**Problem details:**
Without the images, output each record below as it stands.

**Supplied data:**
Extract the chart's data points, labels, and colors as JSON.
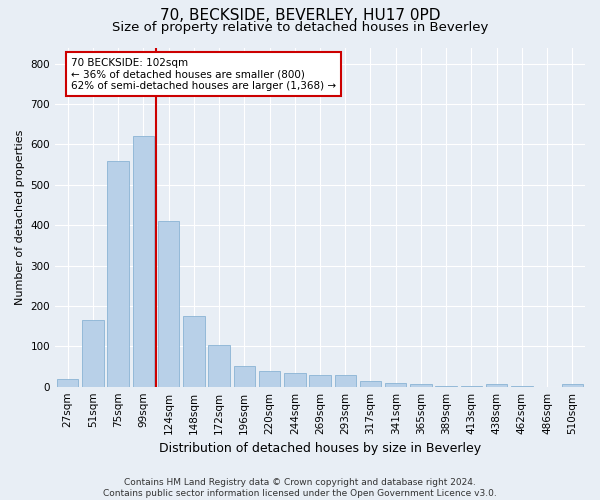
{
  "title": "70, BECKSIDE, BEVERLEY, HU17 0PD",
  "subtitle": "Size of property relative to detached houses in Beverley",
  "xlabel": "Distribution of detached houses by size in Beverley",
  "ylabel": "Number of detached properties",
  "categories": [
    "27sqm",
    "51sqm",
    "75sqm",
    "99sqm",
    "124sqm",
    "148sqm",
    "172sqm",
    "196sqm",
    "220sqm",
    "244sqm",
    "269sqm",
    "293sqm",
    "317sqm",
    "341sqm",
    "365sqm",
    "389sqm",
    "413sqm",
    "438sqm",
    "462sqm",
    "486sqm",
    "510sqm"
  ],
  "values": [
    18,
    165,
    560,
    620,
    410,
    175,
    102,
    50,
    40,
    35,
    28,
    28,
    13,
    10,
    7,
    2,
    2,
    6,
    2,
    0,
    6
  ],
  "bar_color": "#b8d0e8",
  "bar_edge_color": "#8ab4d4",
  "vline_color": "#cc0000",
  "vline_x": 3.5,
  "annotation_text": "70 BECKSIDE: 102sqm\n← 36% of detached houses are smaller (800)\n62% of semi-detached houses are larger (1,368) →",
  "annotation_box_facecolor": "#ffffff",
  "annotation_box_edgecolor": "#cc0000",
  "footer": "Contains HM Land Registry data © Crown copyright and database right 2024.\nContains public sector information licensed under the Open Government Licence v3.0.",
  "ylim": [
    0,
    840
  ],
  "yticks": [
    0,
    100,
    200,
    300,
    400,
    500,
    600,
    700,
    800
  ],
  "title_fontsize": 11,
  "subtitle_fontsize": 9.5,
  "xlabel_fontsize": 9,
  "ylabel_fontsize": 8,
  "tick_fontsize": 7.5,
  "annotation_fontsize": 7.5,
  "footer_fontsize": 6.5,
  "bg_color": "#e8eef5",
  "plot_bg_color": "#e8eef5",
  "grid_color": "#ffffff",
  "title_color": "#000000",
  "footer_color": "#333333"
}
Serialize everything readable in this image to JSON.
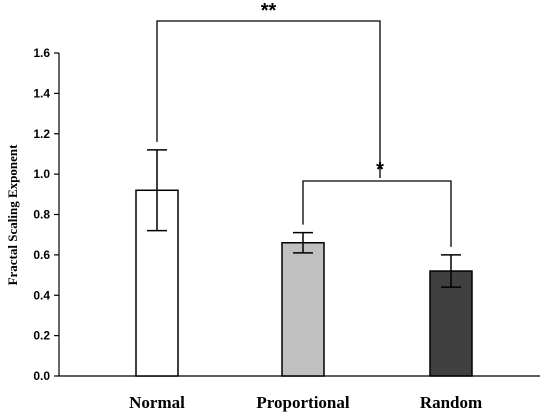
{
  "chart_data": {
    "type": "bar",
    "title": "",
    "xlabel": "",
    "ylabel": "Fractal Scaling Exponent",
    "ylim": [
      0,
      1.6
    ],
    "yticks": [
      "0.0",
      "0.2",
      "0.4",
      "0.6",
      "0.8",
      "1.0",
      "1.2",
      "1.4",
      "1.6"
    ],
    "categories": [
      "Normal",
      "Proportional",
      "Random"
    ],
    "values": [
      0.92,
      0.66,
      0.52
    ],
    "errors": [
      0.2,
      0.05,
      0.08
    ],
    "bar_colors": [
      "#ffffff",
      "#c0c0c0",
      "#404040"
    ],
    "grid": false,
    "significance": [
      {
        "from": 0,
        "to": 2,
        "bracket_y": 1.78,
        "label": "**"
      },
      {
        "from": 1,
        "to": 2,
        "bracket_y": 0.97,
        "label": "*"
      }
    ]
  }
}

**Output:**
Extract the chart's data points, labels, and colors as JSON.
{
  "title": "70, BECKSIDE, BEVERLEY, HU17 0PD",
  "subtitle": "Size of property relative to detached houses in Beverley",
  "xlabel": "Distribution of detached houses by size in Beverley",
  "ylabel": "Number of detached properties",
  "categories": [
    "27sqm",
    "51sqm",
    "75sqm",
    "99sqm",
    "124sqm",
    "148sqm",
    "172sqm",
    "196sqm",
    "220sqm",
    "244sqm",
    "269sqm",
    "293sqm",
    "317sqm",
    "341sqm",
    "365sqm",
    "389sqm",
    "413sqm",
    "438sqm",
    "462sqm",
    "486sqm",
    "510sqm"
  ],
  "values": [
    18,
    165,
    560,
    620,
    410,
    175,
    102,
    50,
    40,
    35,
    28,
    28,
    13,
    10,
    7,
    2,
    2,
    6,
    2,
    0,
    6
  ],
  "bar_color": "#b8d0e8",
  "bar_edge_color": "#8ab4d4",
  "vline_color": "#cc0000",
  "vline_x": 3.5,
  "annotation_text": "70 BECKSIDE: 102sqm\n← 36% of detached houses are smaller (800)\n62% of semi-detached houses are larger (1,368) →",
  "annotation_box_facecolor": "#ffffff",
  "annotation_box_edgecolor": "#cc0000",
  "footer": "Contains HM Land Registry data © Crown copyright and database right 2024.\nContains public sector information licensed under the Open Government Licence v3.0.",
  "ylim": [
    0,
    840
  ],
  "yticks": [
    0,
    100,
    200,
    300,
    400,
    500,
    600,
    700,
    800
  ],
  "title_fontsize": 11,
  "subtitle_fontsize": 9.5,
  "xlabel_fontsize": 9,
  "ylabel_fontsize": 8,
  "tick_fontsize": 7.5,
  "annotation_fontsize": 7.5,
  "footer_fontsize": 6.5,
  "bg_color": "#e8eef5",
  "plot_bg_color": "#e8eef5",
  "grid_color": "#ffffff",
  "title_color": "#000000",
  "footer_color": "#333333"
}
Serialize everything readable in this image to JSON.
{
  "chart_data": {
    "type": "bar",
    "title": "",
    "xlabel": "",
    "ylabel": "Fractal Scaling Exponent",
    "ylim": [
      0,
      1.6
    ],
    "yticks": [
      "0.0",
      "0.2",
      "0.4",
      "0.6",
      "0.8",
      "1.0",
      "1.2",
      "1.4",
      "1.6"
    ],
    "categories": [
      "Normal",
      "Proportional",
      "Random"
    ],
    "values": [
      0.92,
      0.66,
      0.52
    ],
    "errors": [
      0.2,
      0.05,
      0.08
    ],
    "bar_colors": [
      "#ffffff",
      "#c0c0c0",
      "#404040"
    ],
    "grid": false,
    "significance": [
      {
        "from": 0,
        "to": 2,
        "bracket_y": 1.78,
        "label": "**"
      },
      {
        "from": 1,
        "to": 2,
        "bracket_y": 0.97,
        "label": "*"
      }
    ]
  }
}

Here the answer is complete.